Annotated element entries
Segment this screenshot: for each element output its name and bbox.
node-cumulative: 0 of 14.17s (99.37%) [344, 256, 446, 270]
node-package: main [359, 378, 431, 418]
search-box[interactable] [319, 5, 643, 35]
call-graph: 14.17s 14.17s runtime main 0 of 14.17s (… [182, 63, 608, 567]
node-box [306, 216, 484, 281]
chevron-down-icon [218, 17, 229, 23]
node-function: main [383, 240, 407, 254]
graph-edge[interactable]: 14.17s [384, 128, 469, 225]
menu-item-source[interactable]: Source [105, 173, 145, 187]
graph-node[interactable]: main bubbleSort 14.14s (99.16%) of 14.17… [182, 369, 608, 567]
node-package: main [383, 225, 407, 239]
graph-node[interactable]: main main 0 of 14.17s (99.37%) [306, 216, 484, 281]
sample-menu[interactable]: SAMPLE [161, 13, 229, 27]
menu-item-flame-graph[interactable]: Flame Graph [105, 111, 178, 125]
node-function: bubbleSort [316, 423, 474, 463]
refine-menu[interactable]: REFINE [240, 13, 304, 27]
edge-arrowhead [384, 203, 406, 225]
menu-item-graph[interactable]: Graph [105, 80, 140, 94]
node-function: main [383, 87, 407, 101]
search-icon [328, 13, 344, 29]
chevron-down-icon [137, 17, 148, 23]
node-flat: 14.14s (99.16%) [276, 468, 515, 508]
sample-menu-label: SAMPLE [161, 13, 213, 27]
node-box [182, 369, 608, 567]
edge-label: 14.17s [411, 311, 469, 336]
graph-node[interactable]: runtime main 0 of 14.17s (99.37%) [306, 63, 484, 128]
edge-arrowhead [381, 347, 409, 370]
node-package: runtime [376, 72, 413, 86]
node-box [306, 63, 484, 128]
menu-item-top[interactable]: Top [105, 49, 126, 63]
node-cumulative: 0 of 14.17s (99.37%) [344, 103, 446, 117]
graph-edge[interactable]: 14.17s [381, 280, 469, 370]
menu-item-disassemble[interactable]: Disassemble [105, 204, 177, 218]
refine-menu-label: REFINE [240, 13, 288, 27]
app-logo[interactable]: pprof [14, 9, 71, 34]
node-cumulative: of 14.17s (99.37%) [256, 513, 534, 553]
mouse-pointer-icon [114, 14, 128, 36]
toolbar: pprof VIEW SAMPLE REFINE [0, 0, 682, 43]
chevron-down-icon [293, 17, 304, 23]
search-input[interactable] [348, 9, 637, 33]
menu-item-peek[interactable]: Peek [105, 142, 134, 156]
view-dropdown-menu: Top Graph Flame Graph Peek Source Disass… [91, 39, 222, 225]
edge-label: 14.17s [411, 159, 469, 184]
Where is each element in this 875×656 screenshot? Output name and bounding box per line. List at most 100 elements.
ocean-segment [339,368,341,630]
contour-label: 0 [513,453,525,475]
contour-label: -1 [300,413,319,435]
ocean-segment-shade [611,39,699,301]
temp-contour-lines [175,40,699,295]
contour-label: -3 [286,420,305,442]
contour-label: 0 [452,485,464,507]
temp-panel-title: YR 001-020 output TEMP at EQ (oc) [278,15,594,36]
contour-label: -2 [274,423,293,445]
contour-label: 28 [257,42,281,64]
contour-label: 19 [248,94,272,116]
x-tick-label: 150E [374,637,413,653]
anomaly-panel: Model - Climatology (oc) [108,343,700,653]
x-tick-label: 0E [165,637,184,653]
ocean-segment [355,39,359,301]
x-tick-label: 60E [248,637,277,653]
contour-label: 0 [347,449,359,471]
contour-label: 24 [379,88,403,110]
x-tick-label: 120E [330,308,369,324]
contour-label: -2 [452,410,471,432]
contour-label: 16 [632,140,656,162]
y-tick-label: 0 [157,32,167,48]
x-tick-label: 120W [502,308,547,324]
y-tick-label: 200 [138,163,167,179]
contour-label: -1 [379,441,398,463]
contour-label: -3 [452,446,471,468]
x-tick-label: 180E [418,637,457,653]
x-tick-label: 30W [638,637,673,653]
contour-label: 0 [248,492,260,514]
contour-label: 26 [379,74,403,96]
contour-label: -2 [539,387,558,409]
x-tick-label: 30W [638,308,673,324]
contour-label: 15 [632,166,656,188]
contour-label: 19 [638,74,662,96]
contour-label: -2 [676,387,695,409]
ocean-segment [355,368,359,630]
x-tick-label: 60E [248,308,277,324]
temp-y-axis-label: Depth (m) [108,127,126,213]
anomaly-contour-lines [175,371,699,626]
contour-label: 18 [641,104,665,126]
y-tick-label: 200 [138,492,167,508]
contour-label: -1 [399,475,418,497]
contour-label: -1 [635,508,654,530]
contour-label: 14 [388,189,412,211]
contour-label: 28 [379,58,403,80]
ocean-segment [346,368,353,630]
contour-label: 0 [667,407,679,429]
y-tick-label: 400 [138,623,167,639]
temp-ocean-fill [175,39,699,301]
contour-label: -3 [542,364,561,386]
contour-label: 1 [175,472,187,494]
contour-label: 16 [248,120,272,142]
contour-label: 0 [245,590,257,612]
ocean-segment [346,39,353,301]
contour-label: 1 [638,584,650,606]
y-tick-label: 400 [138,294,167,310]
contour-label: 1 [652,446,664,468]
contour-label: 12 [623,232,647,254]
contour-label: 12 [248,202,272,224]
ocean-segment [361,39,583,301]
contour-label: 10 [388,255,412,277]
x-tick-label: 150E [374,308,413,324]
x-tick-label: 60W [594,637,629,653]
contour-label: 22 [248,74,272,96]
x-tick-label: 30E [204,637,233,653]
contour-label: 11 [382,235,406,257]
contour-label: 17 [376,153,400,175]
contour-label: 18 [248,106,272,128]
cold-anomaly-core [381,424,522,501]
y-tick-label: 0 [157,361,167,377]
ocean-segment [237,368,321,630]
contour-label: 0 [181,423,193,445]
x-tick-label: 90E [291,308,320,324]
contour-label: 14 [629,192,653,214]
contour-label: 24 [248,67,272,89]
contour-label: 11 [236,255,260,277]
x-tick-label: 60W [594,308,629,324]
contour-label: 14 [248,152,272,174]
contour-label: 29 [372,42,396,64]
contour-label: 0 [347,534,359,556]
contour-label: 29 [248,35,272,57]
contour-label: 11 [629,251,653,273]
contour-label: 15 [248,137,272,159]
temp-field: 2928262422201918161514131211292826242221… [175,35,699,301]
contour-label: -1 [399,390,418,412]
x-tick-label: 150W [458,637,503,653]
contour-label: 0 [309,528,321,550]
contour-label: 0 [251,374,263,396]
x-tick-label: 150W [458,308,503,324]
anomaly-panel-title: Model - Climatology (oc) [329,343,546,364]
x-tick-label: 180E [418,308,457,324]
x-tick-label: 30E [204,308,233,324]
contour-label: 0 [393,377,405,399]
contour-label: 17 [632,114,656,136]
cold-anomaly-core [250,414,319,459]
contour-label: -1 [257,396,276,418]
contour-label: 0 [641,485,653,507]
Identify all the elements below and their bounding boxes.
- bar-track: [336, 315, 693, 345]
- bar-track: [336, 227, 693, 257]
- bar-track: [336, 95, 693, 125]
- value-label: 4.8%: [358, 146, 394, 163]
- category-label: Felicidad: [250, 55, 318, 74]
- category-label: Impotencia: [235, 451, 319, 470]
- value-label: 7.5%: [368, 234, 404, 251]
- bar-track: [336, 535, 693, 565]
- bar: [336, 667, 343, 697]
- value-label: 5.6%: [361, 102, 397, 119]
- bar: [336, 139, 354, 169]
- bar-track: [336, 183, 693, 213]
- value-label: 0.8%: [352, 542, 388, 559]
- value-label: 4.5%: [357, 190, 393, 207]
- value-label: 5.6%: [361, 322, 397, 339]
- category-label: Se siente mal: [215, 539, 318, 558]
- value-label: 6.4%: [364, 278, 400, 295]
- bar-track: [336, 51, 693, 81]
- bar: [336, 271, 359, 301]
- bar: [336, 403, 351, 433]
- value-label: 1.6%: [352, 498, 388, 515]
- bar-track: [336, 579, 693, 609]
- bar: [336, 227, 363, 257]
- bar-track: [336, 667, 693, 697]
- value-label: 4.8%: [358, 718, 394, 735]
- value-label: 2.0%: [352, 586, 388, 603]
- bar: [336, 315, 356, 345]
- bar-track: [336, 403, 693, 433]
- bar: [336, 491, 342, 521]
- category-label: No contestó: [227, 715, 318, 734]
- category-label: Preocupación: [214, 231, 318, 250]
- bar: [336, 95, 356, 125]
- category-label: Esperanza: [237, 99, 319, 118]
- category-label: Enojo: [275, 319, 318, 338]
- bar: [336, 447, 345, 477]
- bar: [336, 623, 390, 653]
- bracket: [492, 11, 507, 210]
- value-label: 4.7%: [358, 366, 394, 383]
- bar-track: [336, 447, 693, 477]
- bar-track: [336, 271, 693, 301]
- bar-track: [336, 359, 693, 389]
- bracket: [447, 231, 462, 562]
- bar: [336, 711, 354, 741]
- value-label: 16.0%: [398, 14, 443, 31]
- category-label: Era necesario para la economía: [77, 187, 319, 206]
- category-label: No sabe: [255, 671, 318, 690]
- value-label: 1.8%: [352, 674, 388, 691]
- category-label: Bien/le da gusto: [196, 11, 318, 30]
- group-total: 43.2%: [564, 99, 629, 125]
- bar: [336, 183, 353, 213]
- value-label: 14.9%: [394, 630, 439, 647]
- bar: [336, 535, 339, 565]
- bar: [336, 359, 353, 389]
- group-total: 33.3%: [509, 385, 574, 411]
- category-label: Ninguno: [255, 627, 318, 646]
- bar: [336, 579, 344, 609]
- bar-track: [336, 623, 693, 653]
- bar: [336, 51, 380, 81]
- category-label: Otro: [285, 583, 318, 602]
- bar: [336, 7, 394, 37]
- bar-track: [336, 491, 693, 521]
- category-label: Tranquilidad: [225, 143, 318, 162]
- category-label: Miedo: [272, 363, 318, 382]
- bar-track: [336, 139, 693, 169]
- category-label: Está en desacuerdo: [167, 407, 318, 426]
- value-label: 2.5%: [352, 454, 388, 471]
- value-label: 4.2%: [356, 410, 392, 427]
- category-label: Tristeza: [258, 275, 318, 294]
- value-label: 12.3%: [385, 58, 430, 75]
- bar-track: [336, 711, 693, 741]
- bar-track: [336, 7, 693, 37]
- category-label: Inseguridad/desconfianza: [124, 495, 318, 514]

## STATED TASK
Reproduce the records verbatim from their first line up to and including the line containing "node-package: main [383, 225, 407, 239]".

## RESPONSE TO THE EXERCISE
Segment this screenshot: for each element output its name and bbox.
node-cumulative: 0 of 14.17s (99.37%) [344, 256, 446, 270]
node-package: main [359, 378, 431, 418]
search-box[interactable] [319, 5, 643, 35]
call-graph: 14.17s 14.17s runtime main 0 of 14.17s (… [182, 63, 608, 567]
node-box [306, 216, 484, 281]
chevron-down-icon [218, 17, 229, 23]
node-function: main [383, 240, 407, 254]
graph-edge[interactable]: 14.17s [384, 128, 469, 225]
menu-item-source[interactable]: Source [105, 173, 145, 187]
graph-node[interactable]: main bubbleSort 14.14s (99.16%) of 14.17… [182, 369, 608, 567]
node-package: main [383, 225, 407, 239]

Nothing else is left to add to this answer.